▶ _Information supplied_
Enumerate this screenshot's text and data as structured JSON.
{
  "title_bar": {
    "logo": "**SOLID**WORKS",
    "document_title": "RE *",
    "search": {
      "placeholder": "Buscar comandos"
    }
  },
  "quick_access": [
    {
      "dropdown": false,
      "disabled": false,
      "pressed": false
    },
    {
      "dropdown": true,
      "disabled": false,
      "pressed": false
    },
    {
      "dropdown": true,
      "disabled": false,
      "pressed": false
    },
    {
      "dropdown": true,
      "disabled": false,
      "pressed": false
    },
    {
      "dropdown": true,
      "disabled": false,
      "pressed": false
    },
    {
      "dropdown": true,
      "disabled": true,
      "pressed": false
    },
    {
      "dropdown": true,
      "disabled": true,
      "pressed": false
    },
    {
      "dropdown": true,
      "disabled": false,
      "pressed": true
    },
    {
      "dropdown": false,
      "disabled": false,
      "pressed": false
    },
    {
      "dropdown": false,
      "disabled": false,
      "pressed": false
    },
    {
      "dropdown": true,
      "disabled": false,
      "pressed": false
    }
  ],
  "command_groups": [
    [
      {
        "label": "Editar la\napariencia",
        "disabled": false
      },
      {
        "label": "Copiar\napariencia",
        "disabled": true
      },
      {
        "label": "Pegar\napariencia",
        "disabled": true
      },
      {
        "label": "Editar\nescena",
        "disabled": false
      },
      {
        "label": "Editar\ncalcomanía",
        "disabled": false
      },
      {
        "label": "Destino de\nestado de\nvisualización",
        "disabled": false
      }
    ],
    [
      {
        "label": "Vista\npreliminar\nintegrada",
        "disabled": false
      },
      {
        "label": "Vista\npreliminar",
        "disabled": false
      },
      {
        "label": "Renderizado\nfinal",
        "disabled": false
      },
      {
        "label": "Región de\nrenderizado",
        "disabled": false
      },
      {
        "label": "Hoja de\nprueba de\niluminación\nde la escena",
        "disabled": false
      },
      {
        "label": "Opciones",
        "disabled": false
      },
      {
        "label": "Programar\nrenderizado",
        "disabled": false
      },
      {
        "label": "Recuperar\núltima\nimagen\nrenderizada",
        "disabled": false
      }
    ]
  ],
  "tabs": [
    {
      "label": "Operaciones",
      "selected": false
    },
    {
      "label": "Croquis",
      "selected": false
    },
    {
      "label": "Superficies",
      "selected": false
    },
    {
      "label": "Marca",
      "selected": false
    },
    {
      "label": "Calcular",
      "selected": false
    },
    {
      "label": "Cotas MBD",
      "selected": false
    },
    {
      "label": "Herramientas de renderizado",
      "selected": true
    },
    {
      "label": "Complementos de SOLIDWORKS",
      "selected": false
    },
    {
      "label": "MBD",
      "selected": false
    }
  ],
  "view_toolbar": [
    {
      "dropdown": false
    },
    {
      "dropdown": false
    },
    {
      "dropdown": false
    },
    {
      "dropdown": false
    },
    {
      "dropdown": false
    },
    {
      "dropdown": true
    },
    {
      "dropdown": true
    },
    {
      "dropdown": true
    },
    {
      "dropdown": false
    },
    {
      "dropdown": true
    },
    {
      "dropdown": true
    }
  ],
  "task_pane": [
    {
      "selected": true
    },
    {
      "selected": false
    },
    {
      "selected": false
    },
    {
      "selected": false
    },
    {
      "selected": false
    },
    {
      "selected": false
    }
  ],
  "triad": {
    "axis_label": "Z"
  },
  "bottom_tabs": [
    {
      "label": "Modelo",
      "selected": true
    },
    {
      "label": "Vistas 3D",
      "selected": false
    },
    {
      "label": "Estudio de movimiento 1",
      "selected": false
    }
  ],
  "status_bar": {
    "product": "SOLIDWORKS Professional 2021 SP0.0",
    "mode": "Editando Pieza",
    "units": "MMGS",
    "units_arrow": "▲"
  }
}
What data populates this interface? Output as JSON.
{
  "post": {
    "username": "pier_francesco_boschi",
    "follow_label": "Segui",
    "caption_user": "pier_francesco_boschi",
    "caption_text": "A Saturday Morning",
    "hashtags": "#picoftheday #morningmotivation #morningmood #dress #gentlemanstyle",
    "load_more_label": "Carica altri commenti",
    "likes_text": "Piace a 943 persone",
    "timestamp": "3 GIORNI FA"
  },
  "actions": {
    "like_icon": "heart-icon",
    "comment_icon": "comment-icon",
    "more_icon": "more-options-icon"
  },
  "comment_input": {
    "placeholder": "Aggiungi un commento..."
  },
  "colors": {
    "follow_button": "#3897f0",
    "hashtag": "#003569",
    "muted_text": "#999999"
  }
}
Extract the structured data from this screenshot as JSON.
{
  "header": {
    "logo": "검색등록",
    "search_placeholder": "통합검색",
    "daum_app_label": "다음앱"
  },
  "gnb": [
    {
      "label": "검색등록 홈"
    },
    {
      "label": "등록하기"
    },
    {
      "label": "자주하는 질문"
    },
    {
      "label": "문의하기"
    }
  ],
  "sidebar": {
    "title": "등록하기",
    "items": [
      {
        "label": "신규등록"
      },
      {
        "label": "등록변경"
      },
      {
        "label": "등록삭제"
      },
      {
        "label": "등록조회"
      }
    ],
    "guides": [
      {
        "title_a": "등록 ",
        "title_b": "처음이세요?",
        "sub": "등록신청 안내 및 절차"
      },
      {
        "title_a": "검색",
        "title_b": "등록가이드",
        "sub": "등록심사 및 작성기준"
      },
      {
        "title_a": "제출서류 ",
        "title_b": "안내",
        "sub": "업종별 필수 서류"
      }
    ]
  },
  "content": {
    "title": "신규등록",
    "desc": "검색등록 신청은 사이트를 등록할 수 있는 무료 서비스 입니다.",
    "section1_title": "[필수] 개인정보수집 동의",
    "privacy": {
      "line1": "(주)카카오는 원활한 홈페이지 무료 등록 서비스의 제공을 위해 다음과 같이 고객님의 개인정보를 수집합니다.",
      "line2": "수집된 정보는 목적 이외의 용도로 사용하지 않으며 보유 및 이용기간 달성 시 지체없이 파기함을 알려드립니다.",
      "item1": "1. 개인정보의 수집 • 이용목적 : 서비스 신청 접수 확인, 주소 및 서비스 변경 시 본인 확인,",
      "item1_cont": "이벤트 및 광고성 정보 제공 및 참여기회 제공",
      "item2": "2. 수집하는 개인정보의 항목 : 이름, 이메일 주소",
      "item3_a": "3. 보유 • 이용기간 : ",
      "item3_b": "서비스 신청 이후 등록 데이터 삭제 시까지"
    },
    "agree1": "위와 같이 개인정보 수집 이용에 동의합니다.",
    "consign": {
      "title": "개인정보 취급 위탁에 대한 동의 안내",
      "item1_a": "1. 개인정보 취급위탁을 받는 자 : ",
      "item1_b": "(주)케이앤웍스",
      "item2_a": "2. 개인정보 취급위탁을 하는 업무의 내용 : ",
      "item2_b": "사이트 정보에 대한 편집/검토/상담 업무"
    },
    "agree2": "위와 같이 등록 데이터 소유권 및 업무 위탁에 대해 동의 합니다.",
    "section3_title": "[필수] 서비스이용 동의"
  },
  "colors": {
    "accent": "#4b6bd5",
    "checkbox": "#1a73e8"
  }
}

▶ _Goal_
Write out each line of the data above again, exactly as given.

▶ _The reply_
Enumerate this screenshot's text and data as structured JSON.
{
  "title_bar": {
    "logo": "**SOLID**WORKS",
    "document_title": "RE *",
    "search": {
      "placeholder": "Buscar comandos"
    }
  },
  "quick_access": [
    {
      "dropdown": false,
      "disabled": false,
      "pressed": false
    },
    {
      "dropdown": true,
      "disabled": false,
      "pressed": false
    },
    {
      "dropdown": true,
      "disabled": false,
      "pressed": false
    },
    {
      "dropdown": true,
      "disabled": false,
      "pressed": false
    },
    {
      "dropdown": true,
      "disabled": false,
      "pressed": false
    },
    {
      "dropdown": true,
      "disabled": true,
      "pressed": false
    },
    {
      "dropdown": true,
      "disabled": true,
      "pressed": false
    },
    {
      "dropdown": true,
      "disabled": false,
      "pressed": true
    },
    {
      "dropdown": false,
      "disabled": false,
      "pressed": false
    },
    {
      "dropdown": false,
      "disabled": false,
      "pressed": false
    },
    {
      "dropdown": true,
      "disabled": false,
      "pressed": false
    }
  ],
  "command_groups": [
    [
      {
        "label": "Editar la\napariencia",
        "disabled": false
      },
      {
        "label": "Copiar\napariencia",
        "disabled": true
      },
      {
        "label": "Pegar\napariencia",
        "disabled": true
      },
      {
        "label": "Editar\nescena",
        "disabled": false
      },
      {
        "label": "Editar\ncalcomanía",
        "disabled": false
      },
      {
        "label": "Destino de\nestado de\nvisualización",
        "disabled": false
      }
    ],
    [
      {
        "label": "Vista\npreliminar\nintegrada",
        "disabled": false
      },
      {
        "label": "Vista\npreliminar",
        "disabled": false
      },
      {
        "label": "Renderizado\nfinal",
        "disabled": false
      },
      {
        "label": "Región de\nrenderizado",
        "disabled": false
      },
      {
        "label": "Hoja de\nprueba de\niluminación\nde la escena",
        "disabled": false
      },
      {
        "label": "Opciones",
        "disabled": false
      },
      {
        "label": "Programar\nrenderizado",
        "disabled": false
      },
      {
        "label": "Recuperar\núltima\nimagen\nrenderizada",
        "disabled": false
      }
    ]
  ],
  "tabs": [
    {
      "label": "Operaciones",
      "selected": false
    },
    {
      "label": "Croquis",
      "selected": false
    },
    {
      "label": "Superficies",
      "selected": false
    },
    {
      "label": "Marca",
      "selected": false
    },
    {
      "label": "Calcular",
      "selected": false
    },
    {
      "label": "Cotas MBD",
      "selected": false
    },
    {
      "label": "Herramientas de renderizado",
      "selected": true
    },
    {
      "label": "Complementos de SOLIDWORKS",
      "selected": false
    },
    {
      "label": "MBD",
      "selected": false
    }
  ],
  "view_toolbar": [
    {
      "dropdown": false
    },
    {
      "dropdown": false
    },
    {
      "dropdown": false
    },
    {
      "dropdown": false
    },
    {
      "dropdown": false
    },
    {
      "dropdown": true
    },
    {
      "dropdown": true
    },
    {
      "dropdown": true
    },
    {
      "dropdown": false
    },
    {
      "dropdown": true
    },
    {
      "dropdown": true
    }
  ],
  "task_pane": [
    {
      "selected": true
    },
    {
      "selected": false
    },
    {
      "selected": false
    },
    {
      "selected": false
    },
    {
      "selected": false
    },
    {
      "selected": false
    }
  ],
  "triad": {
    "axis_label": "Z"
  },
  "bottom_tabs": [
    {
      "label": "Modelo",
      "selected": true
    },
    {
      "label": "Vistas 3D",
      "selected": false
    },
    {
      "label": "Estudio de movimiento 1",
      "selected": false
    }
  ],
  "status_bar": {
    "product": "SOLIDWORKS Professional 2021 SP0.0",
    "mode": "Editando Pieza",
    "units": "MMGS",
    "units_arrow": "▲"
  }
}
What data populates this interface? Output as JSON.
{
  "post": {
    "username": "pier_francesco_boschi",
    "follow_label": "Segui",
    "caption_user": "pier_francesco_boschi",
    "caption_text": "A Saturday Morning",
    "hashtags": "#picoftheday #morningmotivation #morningmood #dress #gentlemanstyle",
    "load_more_label": "Carica altri commenti",
    "likes_text": "Piace a 943 persone",
    "timestamp": "3 GIORNI FA"
  },
  "actions": {
    "like_icon": "heart-icon",
    "comment_icon": "comment-icon",
    "more_icon": "more-options-icon"
  },
  "comment_input": {
    "placeholder": "Aggiungi un commento..."
  },
  "colors": {
    "follow_button": "#3897f0",
    "hashtag": "#003569",
    "muted_text": "#999999"
  }
}
Extract the structured data from this screenshot as JSON.
{
  "header": {
    "logo": "검색등록",
    "search_placeholder": "통합검색",
    "daum_app_label": "다음앱"
  },
  "gnb": [
    {
      "label": "검색등록 홈"
    },
    {
      "label": "등록하기"
    },
    {
      "label": "자주하는 질문"
    },
    {
      "label": "문의하기"
    }
  ],
  "sidebar": {
    "title": "등록하기",
    "items": [
      {
        "label": "신규등록"
      },
      {
        "label": "등록변경"
      },
      {
        "label": "등록삭제"
      },
      {
        "label": "등록조회"
      }
    ],
    "guides": [
      {
        "title_a": "등록 ",
        "title_b": "처음이세요?",
        "sub": "등록신청 안내 및 절차"
      },
      {
        "title_a": "검색",
        "title_b": "등록가이드",
        "sub": "등록심사 및 작성기준"
      },
      {
        "title_a": "제출서류 ",
        "title_b": "안내",
        "sub": "업종별 필수 서류"
      }
    ]
  },
  "content": {
    "title": "신규등록",
    "desc": "검색등록 신청은 사이트를 등록할 수 있는 무료 서비스 입니다.",
    "section1_title": "[필수] 개인정보수집 동의",
    "privacy": {
      "line1": "(주)카카오는 원활한 홈페이지 무료 등록 서비스의 제공을 위해 다음과 같이 고객님의 개인정보를 수집합니다.",
      "line2": "수집된 정보는 목적 이외의 용도로 사용하지 않으며 보유 및 이용기간 달성 시 지체없이 파기함을 알려드립니다.",
      "item1": "1. 개인정보의 수집 • 이용목적 : 서비스 신청 접수 확인, 주소 및 서비스 변경 시 본인 확인,",
      "item1_cont": "이벤트 및 광고성 정보 제공 및 참여기회 제공",
      "item2": "2. 수집하는 개인정보의 항목 : 이름, 이메일 주소",
      "item3_a": "3. 보유 • 이용기간 : ",
      "item3_b": "서비스 신청 이후 등록 데이터 삭제 시까지"
    },
    "agree1": "위와 같이 개인정보 수집 이용에 동의합니다.",
    "consign": {
      "title": "개인정보 취급 위탁에 대한 동의 안내",
      "item1_a": "1. 개인정보 취급위탁을 받는 자 : ",
      "item1_b": "(주)케이앤웍스",
      "item2_a": "2. 개인정보 취급위탁을 하는 업무의 내용 : ",
      "item2_b": "사이트 정보에 대한 편집/검토/상담 업무"
    },
    "agree2": "위와 같이 등록 데이터 소유권 및 업무 위탁에 대해 동의 합니다.",
    "section3_title": "[필수] 서비스이용 동의"
  },
  "colors": {
    "accent": "#4b6bd5",
    "checkbox": "#1a73e8"
  }
}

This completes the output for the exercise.